* DATASET
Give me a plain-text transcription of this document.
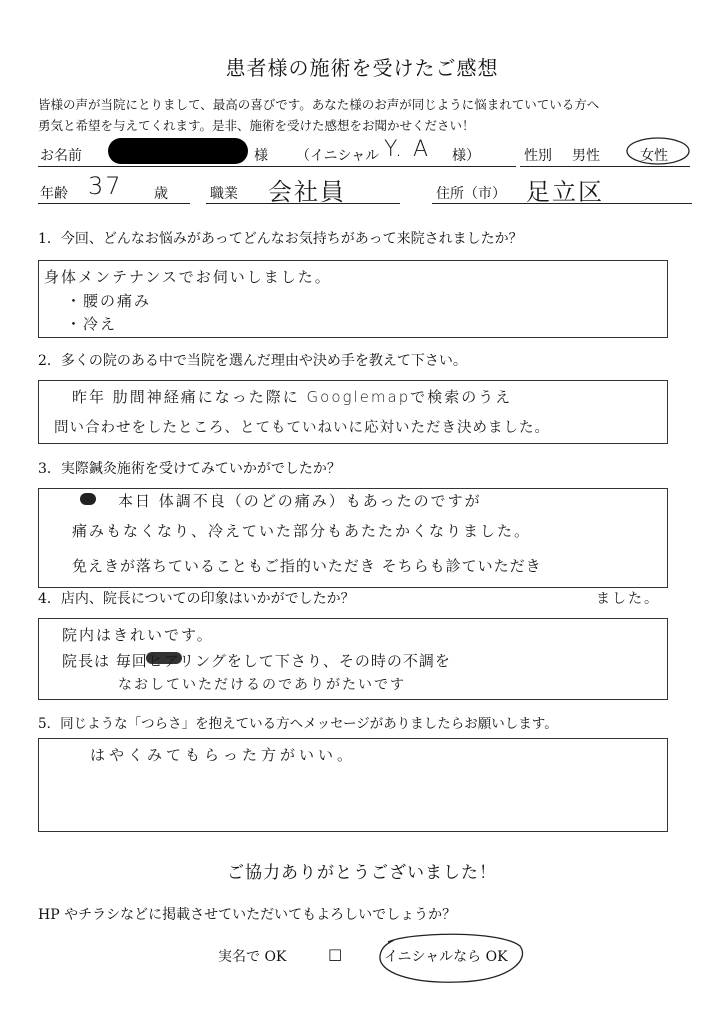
患者様の施術を受けたご感想
皆様の声が当院にとりまして、最高の喜びです。あなた様のお声が同じように悩まれていている方へ
勇気と希望を与えてくれます。是非、施術を受けた感想をお聞かせください！
お名前	様 （イニシャル Y. A 様）	性別 男性	女性
年齢 37 歳	職業 会社員	住所（市） 足立区
1．今回、どんなお悩みがあってどんなお気持ちがあって来院されましたか？
身体メンテナンスでお伺いしました。
・腰の痛み
・冷え
2．多くの院のある中で当院を選んだ理由や決め手を教えて下さい。
昨年 肋間神経痛になった際に Googlemapで検索のうえ
問い合わせをしたところ、とてもていねいに応対いただき決めました。
3．実際鍼灸施術を受けてみていかがでしたか？
本日 体調不良（のどの痛み）もあったのですが
痛みもなくなり、冷えていた部分もあたたかくなりました。
免えきが落ちていることもご指的いただき そちらも診ていただき
ました。
4．店内、院長についての印象はいかがでしたか？
院内はきれいです。
院長は 毎回ヒアリングをして下さり、その時の不調を
なおしていただけるのでありがたいです
5．同じような「つらさ」を抱えている方へメッセージがありましたらお願いします。
はやくみてもらった方がいい。
ご協力ありがとうございました！
HP やチラシなどに掲載させていただいてもよろしいでしょうか？
実名で OK	□	イニシャルなら OK
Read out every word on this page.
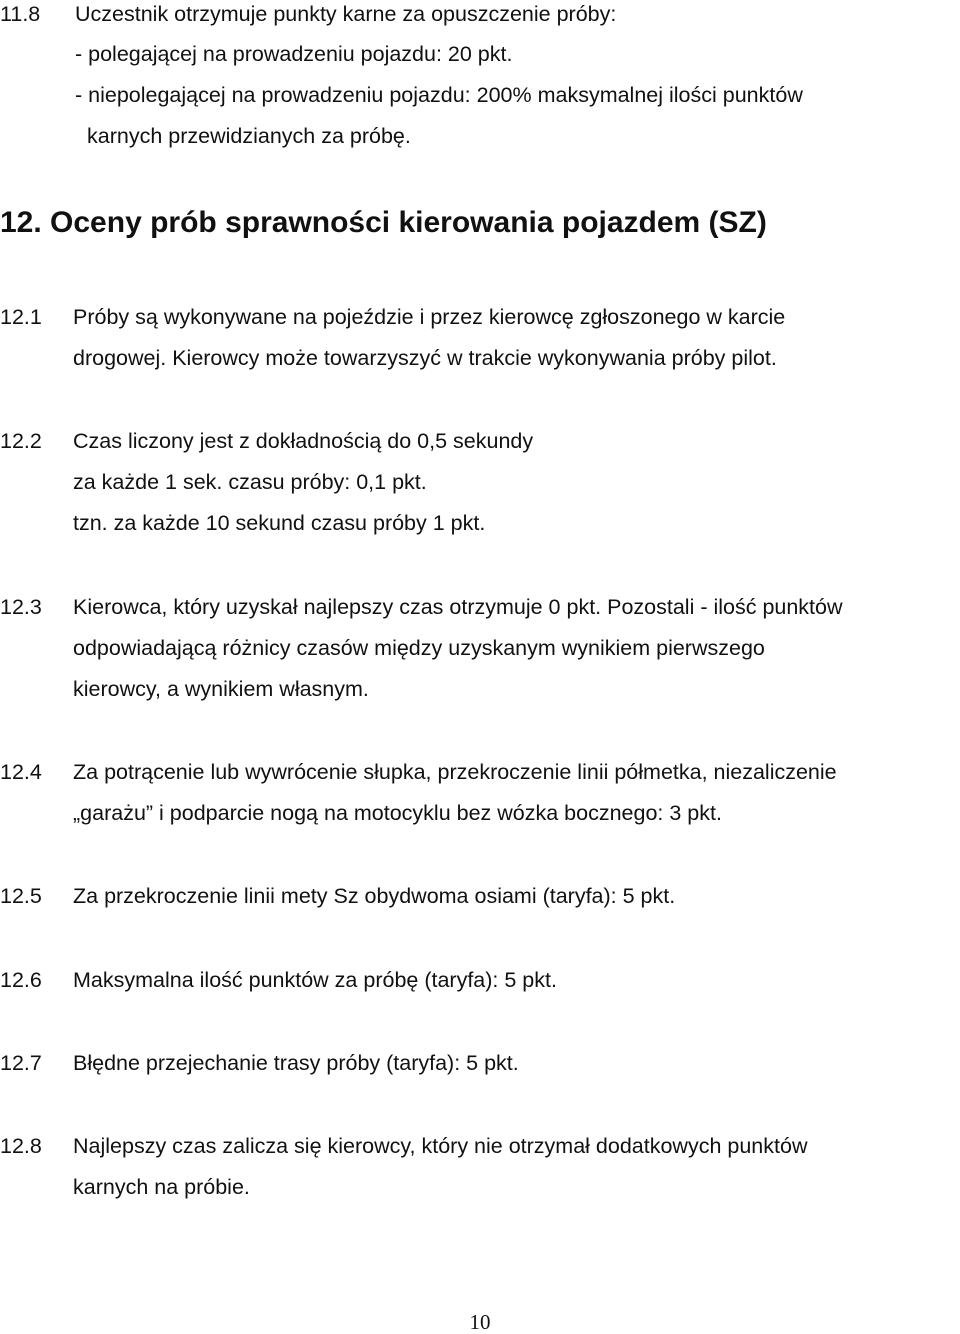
11.8 Uczestnik otrzymuje punkty karne za opuszczenie próby:
- polegającej na prowadzeniu pojazdu: 20 pkt.
- niepolegającej na prowadzeniu pojazdu: 200% maksymalnej ilości punktów
karnych przewidzianych za próbę.
12. Oceny prób sprawności kierowania pojazdem (SZ)
12.1 Próby są wykonywane na pojeździe i przez kierowcę zgłoszonego w karcie
drogowej. Kierowcy może towarzyszyć w trakcie wykonywania próby pilot.
12.2 Czas liczony jest z dokładnością do 0,5 sekundy
za każde 1 sek. czasu próby: 0,1 pkt.
tzn. za każde 10 sekund czasu próby 1 pkt.
12.3 Kierowca, który uzyskał najlepszy czas otrzymuje 0 pkt. Pozostali - ilość punktów
odpowiadającą różnicy czasów między uzyskanym wynikiem pierwszego
kierowcy, a wynikiem własnym.
12.4 Za potrącenie lub wywrócenie słupka, przekroczenie linii półmetka, niezaliczenie
„garażu” i podparcie nogą na motocyklu bez wózka bocznego: 3 pkt.
12.5 Za przekroczenie linii mety Sz obydwoma osiami (taryfa): 5 pkt.
12.6 Maksymalna ilość punktów za próbę (taryfa): 5 pkt.
12.7 Błędne przejechanie trasy próby (taryfa): 5 pkt.
12.8 Najlepszy czas zalicza się kierowcy, który nie otrzymał dodatkowych punktów
karnych na próbie.
10
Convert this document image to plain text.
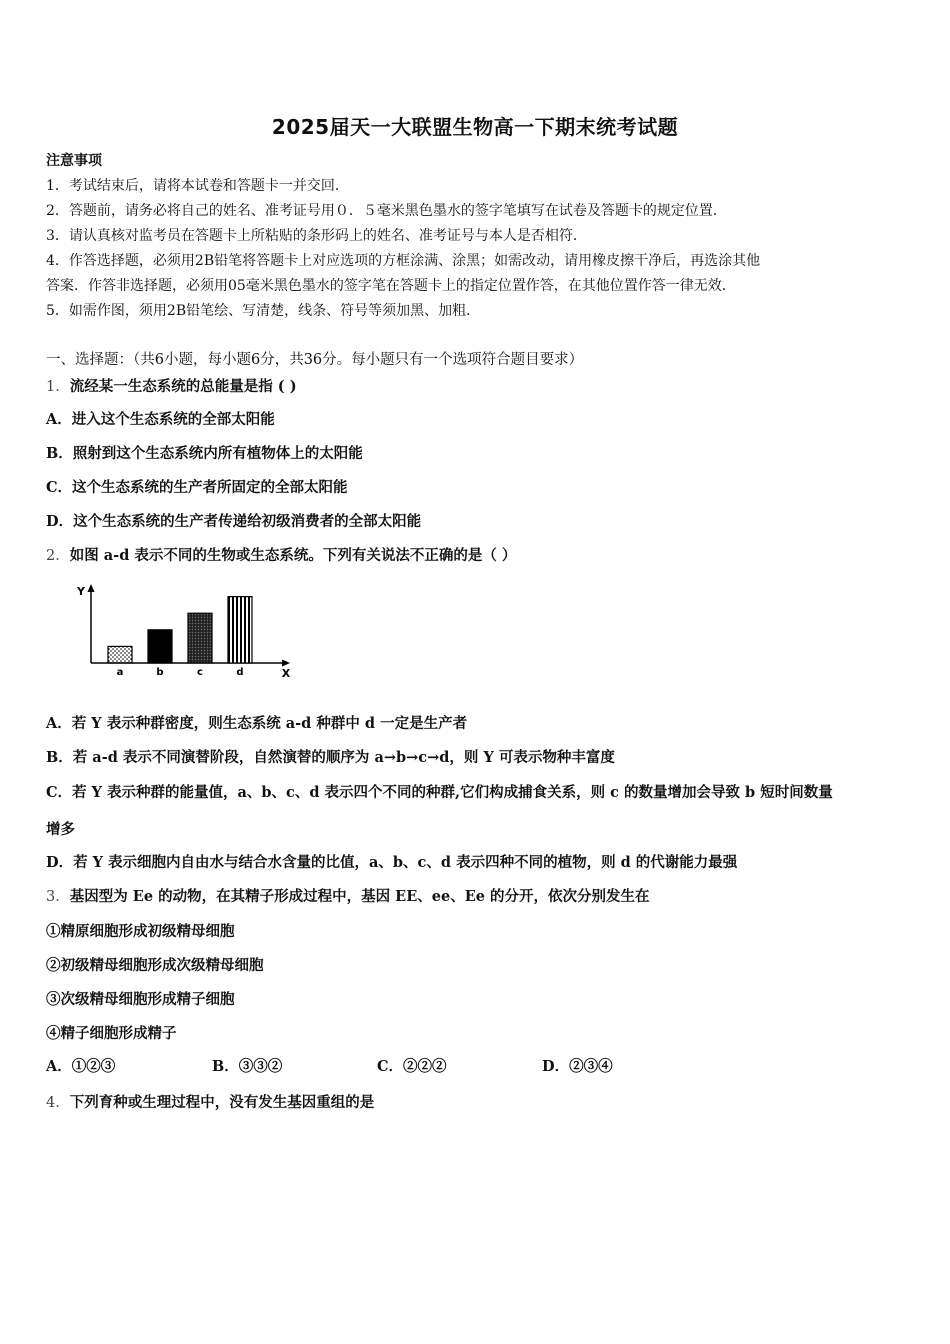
2025届天一大联盟生物高一下期末统考试题
注意事项
1．考试结束后，请将本试卷和答题卡一并交回．
2．答题前，请务必将自己的姓名、准考证号用０．５毫米黑色墨水的签字笔填写在试卷及答题卡的规定位置．
3．请认真核对监考员在答题卡上所粘贴的条形码上的姓名、准考证号与本人是否相符．
4．作答选择题，必须用2B铅笔将答题卡上对应选项的方框涂满、涂黑；如需改动，请用橡皮擦干净后，再选涂其他
答案．作答非选择题，必须用05毫米黑色墨水的签字笔在答题卡上的指定位置作答，在其他位置作答一律无效．
5．如需作图，须用2B铅笔绘、写清楚，线条、符号等须加黑、加粗．
一、选择题：（共6小题，每小题6分，共36分。每小题只有一个选项符合题目要求）
1．流经某一生态系统的总能量是指 ( )
A．进入这个生态系统的全部太阳能
B．照射到这个生态系统内所有植物体上的太阳能
C．这个生态系统的生产者所固定的全部太阳能
D．这个生态系统的生产者传递给初级消费者的全部太阳能
2．如图 a-d 表示不同的生物或生态系统。下列有关说法不正确的是（ ）
Y
X
a	b	c	d
A．若 Y 表示种群密度，则生态系统 a-d 种群中 d 一定是生产者
B．若 a-d 表示不同演替阶段，自然演替的顺序为 a→b→c→d，则 Y 可表示物种丰富度
C．若 Y 表示种群的能量值，a、b、c、d 表示四个不同的种群,它们构成捕食关系，则 c 的数量增加会导致 b 短时间数量
增多
D．若 Y 表示细胞内自由水与结合水含量的比值，a、b、c、d 表示四种不同的植物，则 d 的代谢能力最强
3．基因型为 Ee 的动物，在其精子形成过程中，基因 EE、ee、Ee 的分开，依次分别发生在
①精原细胞形成初级精母细胞
②初级精母细胞形成次级精母细胞
③次级精母细胞形成精子细胞
④精子细胞形成精子
A．①②③	B．③③②	C．②②②	D．②③④
4．下列育种或生理过程中，没有发生基因重组的是
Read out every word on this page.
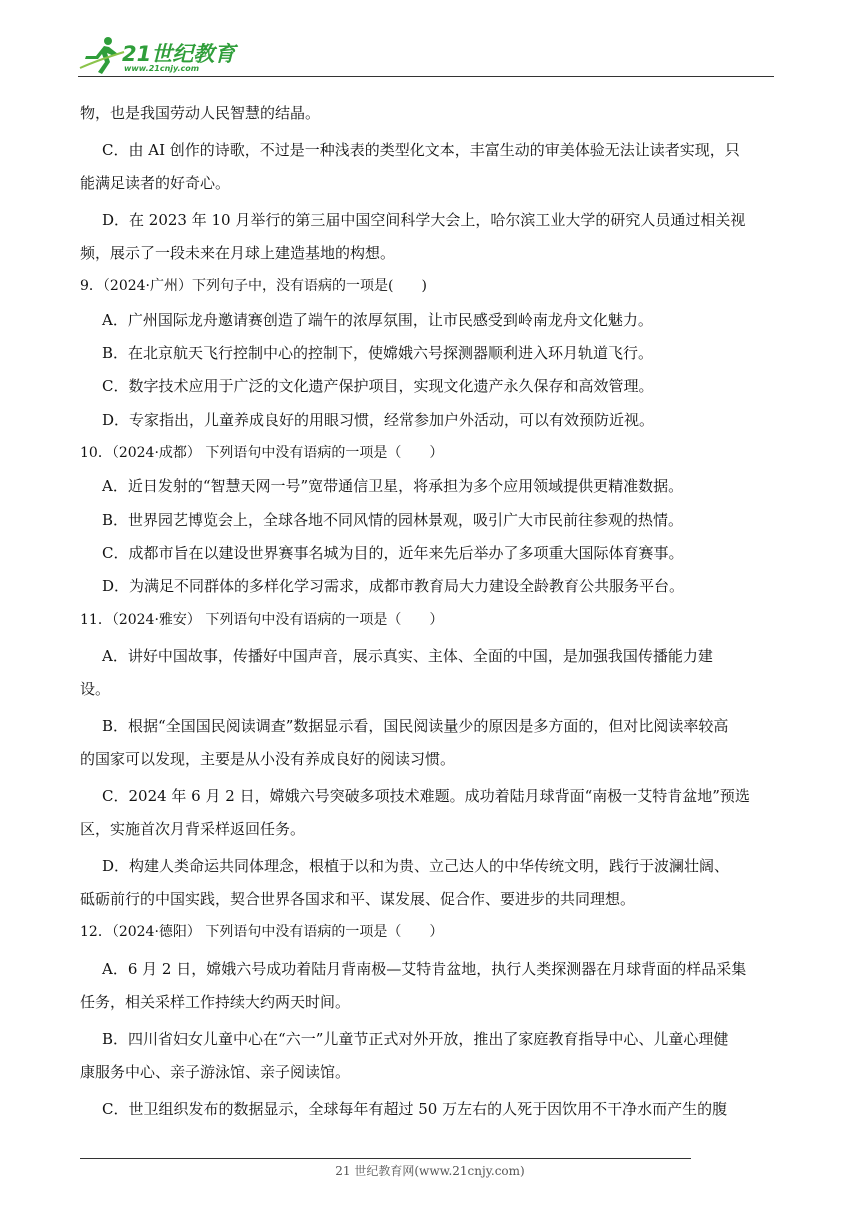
21世纪教育
www.21cnjy.com
物，也是我国劳动人民智慧的结晶。
C．由 AI 创作的诗歌，不过是一种浅表的类型化文本，丰富生动的审美体验无法让读者实现，只
能满足读者的好奇心。
D．在 2023 年 10 月举行的第三届中国空间科学大会上，哈尔滨工业大学的研究人员通过相关视
频，展示了一段未来在月球上建造基地的构想。
9．（2024·广州）下列句子中，没有语病的一项是(　　)
A．广州国际龙舟邀请赛创造了端午的浓厚氛围，让市民感受到岭南龙舟文化魅力。
B．在北京航天飞行控制中心的控制下，使嫦娥六号探测器顺利进入环月轨道飞行。
C．数字技术应用于广泛的文化遗产保护项目，实现文化遗产永久保存和高效管理。
D．专家指出，儿童养成良好的用眼习惯，经常参加户外活动，可以有效预防近视。
10．（2024·成都） 下列语句中没有语病的一项是（　　）
A．近日发射的“智慧天网一号”宽带通信卫星，将承担为多个应用领域提供更精准数据。
B．世界园艺博览会上，全球各地不同风情的园林景观，吸引广大市民前往参观的热情。
C．成都市旨在以建设世界赛事名城为目的，近年来先后举办了多项重大国际体育赛事。
D．为满足不同群体的多样化学习需求，成都市教育局大力建设全龄教育公共服务平台。
11．（2024·雅安） 下列语句中没有语病的一项是（　　）
A．讲好中国故事，传播好中国声音，展示真实、主体、全面的中国，是加强我国传播能力建
设。
B．根据“全国国民阅读调查”数据显示看，国民阅读量少的原因是多方面的，但对比阅读率较高
的国家可以发现，主要是从小没有养成良好的阅读习惯。
C．2024 年 6 月 2 日，嫦娥六号突破多项技术难题。成功着陆月球背面“南极一艾特肯盆地”预选
区，实施首次月背采样返回任务。
D．构建人类命运共同体理念，根植于以和为贵、立己达人的中华传统文明，践行于波澜壮阔、
砥砺前行的中国实践，契合世界各国求和平、谋发展、促合作、要进步的共同理想。
12．（2024·德阳） 下列语句中没有语病的一项是（　　）
A．6 月 2 日，嫦娥六号成功着陆月背南极—艾特肯盆地，执行人类探测器在月球背面的样品采集
任务，相关采样工作持续大约两天时间。
B．四川省妇女儿童中心在“六一”儿童节正式对外开放，推出了家庭教育指导中心、儿童心理健
康服务中心、亲子游泳馆、亲子阅读馆。
C．世卫组织发布的数据显示，全球每年有超过 50 万左右的人死于因饮用不干净水而产生的腹
21 世纪教育网(www.21cnjy.com)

* EXERCISE BRIEF
With the pictures omitted, reproduce the records in full and exactly.

* RESPONSE BELOW
Give me a plain-text transcription of this document.
患者様の施術を受けたご感想
皆様の声が当院にとりまして、最高の喜びです。あなた様のお声が同じように悩まれていている方へ
勇気と希望を与えてくれます。是非、施術を受けた感想をお聞かせください！
お名前	様 （イニシャル Y. A 様）	性別 男性	女性
年齢 37 歳	職業 会社員	住所（市） 足立区
1．今回、どんなお悩みがあってどんなお気持ちがあって来院されましたか？
身体メンテナンスでお伺いしました。
・腰の痛み
・冷え
2．多くの院のある中で当院を選んだ理由や決め手を教えて下さい。
昨年 肋間神経痛になった際に Googlemapで検索のうえ
問い合わせをしたところ、とてもていねいに応対いただき決めました。
3．実際鍼灸施術を受けてみていかがでしたか？
本日 体調不良（のどの痛み）もあったのですが
痛みもなくなり、冷えていた部分もあたたかくなりました。
免えきが落ちていることもご指的いただき そちらも診ていただき
ました。
4．店内、院長についての印象はいかがでしたか？
院内はきれいです。
院長は 毎回ヒアリングをして下さり、その時の不調を
なおしていただけるのでありがたいです
5．同じような「つらさ」を抱えている方へメッセージがありましたらお願いします。
はやくみてもらった方がいい。
ご協力ありがとうございました！
HP やチラシなどに掲載させていただいてもよろしいでしょうか？
実名で OK	□	イニシャルなら OK
Read out every word on this page.
11.8 Uczestnik otrzymuje punkty karne za opuszczenie próby:
- polegającej na prowadzeniu pojazdu: 20 pkt.
- niepolegającej na prowadzeniu pojazdu: 200% maksymalnej ilości punktów
karnych przewidzianych za próbę.
12. Oceny prób sprawności kierowania pojazdem (SZ)
12.1 Próby są wykonywane na pojeździe i przez kierowcę zgłoszonego w karcie
drogowej. Kierowcy może towarzyszyć w trakcie wykonywania próby pilot.
12.2 Czas liczony jest z dokładnością do 0,5 sekundy
za każde 1 sek. czasu próby: 0,1 pkt.
tzn. za każde 10 sekund czasu próby 1 pkt.
12.3 Kierowca, który uzyskał najlepszy czas otrzymuje 0 pkt. Pozostali - ilość punktów
odpowiadającą różnicy czasów między uzyskanym wynikiem pierwszego
kierowcy, a wynikiem własnym.
12.4 Za potrącenie lub wywrócenie słupka, przekroczenie linii półmetka, niezaliczenie
„garażu” i podparcie nogą na motocyklu bez wózka bocznego: 3 pkt.
12.5 Za przekroczenie linii mety Sz obydwoma osiami (taryfa): 5 pkt.
12.6 Maksymalna ilość punktów za próbę (taryfa): 5 pkt.
12.7 Błędne przejechanie trasy próby (taryfa): 5 pkt.
12.8 Najlepszy czas zalicza się kierowcy, który nie otrzymał dodatkowych punktów
karnych na próbie.
10
Convert this document image to plain text.
2025届天一大联盟生物高一下期末统考试题
注意事项
1．考试结束后，请将本试卷和答题卡一并交回．
2．答题前，请务必将自己的姓名、准考证号用０．５毫米黑色墨水的签字笔填写在试卷及答题卡的规定位置．
3．请认真核对监考员在答题卡上所粘贴的条形码上的姓名、准考证号与本人是否相符．
4．作答选择题，必须用2B铅笔将答题卡上对应选项的方框涂满、涂黑；如需改动，请用橡皮擦干净后，再选涂其他
答案．作答非选择题，必须用05毫米黑色墨水的签字笔在答题卡上的指定位置作答，在其他位置作答一律无效．
5．如需作图，须用2B铅笔绘、写清楚，线条、符号等须加黑、加粗．
一、选择题：（共6小题，每小题6分，共36分。每小题只有一个选项符合题目要求）
1．流经某一生态系统的总能量是指 ( )
A．进入这个生态系统的全部太阳能
B．照射到这个生态系统内所有植物体上的太阳能
C．这个生态系统的生产者所固定的全部太阳能
D．这个生态系统的生产者传递给初级消费者的全部太阳能
2．如图 a-d 表示不同的生物或生态系统。下列有关说法不正确的是（ ）
Y
X
a	b	c	d
A．若 Y 表示种群密度，则生态系统 a-d 种群中 d 一定是生产者
B．若 a-d 表示不同演替阶段，自然演替的顺序为 a→b→c→d，则 Y 可表示物种丰富度
C．若 Y 表示种群的能量值，a、b、c、d 表示四个不同的种群,它们构成捕食关系，则 c 的数量增加会导致 b 短时间数量
增多
D．若 Y 表示细胞内自由水与结合水含量的比值，a、b、c、d 表示四种不同的植物，则 d 的代谢能力最强
3．基因型为 Ee 的动物，在其精子形成过程中，基因 EE、ee、Ee 的分开，依次分别发生在
①精原细胞形成初级精母细胞
②初级精母细胞形成次级精母细胞
③次级精母细胞形成精子细胞
④精子细胞形成精子
A．①②③	B．③③②	C．②②②	D．②③④
4．下列育种或生理过程中，没有发生基因重组的是
Read out every word on this page.
21世纪教育
www.21cnjy.com
物，也是我国劳动人民智慧的结晶。
C．由 AI 创作的诗歌，不过是一种浅表的类型化文本，丰富生动的审美体验无法让读者实现，只
能满足读者的好奇心。
D．在 2023 年 10 月举行的第三届中国空间科学大会上，哈尔滨工业大学的研究人员通过相关视
频，展示了一段未来在月球上建造基地的构想。
9．（2024·广州）下列句子中，没有语病的一项是(　　)
A．广州国际龙舟邀请赛创造了端午的浓厚氛围，让市民感受到岭南龙舟文化魅力。
B．在北京航天飞行控制中心的控制下，使嫦娥六号探测器顺利进入环月轨道飞行。
C．数字技术应用于广泛的文化遗产保护项目，实现文化遗产永久保存和高效管理。
D．专家指出，儿童养成良好的用眼习惯，经常参加户外活动，可以有效预防近视。
10．（2024·成都） 下列语句中没有语病的一项是（　　）
A．近日发射的“智慧天网一号”宽带通信卫星，将承担为多个应用领域提供更精准数据。
B．世界园艺博览会上，全球各地不同风情的园林景观，吸引广大市民前往参观的热情。
C．成都市旨在以建设世界赛事名城为目的，近年来先后举办了多项重大国际体育赛事。
D．为满足不同群体的多样化学习需求，成都市教育局大力建设全龄教育公共服务平台。
11．（2024·雅安） 下列语句中没有语病的一项是（　　）
A．讲好中国故事，传播好中国声音，展示真实、主体、全面的中国，是加强我国传播能力建
设。
B．根据“全国国民阅读调查”数据显示看，国民阅读量少的原因是多方面的，但对比阅读率较高
的国家可以发现，主要是从小没有养成良好的阅读习惯。
C．2024 年 6 月 2 日，嫦娥六号突破多项技术难题。成功着陆月球背面“南极一艾特肯盆地”预选
区，实施首次月背采样返回任务。
D．构建人类命运共同体理念，根植于以和为贵、立己达人的中华传统文明，践行于波澜壮阔、
砥砺前行的中国实践，契合世界各国求和平、谋发展、促合作、要进步的共同理想。
12．（2024·德阳） 下列语句中没有语病的一项是（　　）
A．6 月 2 日，嫦娥六号成功着陆月背南极—艾特肯盆地，执行人类探测器在月球背面的样品采集
任务，相关采样工作持续大约两天时间。
B．四川省妇女儿童中心在“六一”儿童节正式对外开放，推出了家庭教育指导中心、儿童心理健
康服务中心、亲子游泳馆、亲子阅读馆。
C．世卫组织发布的数据显示，全球每年有超过 50 万左右的人死于因饮用不干净水而产生的腹
21 世纪教育网(www.21cnjy.com)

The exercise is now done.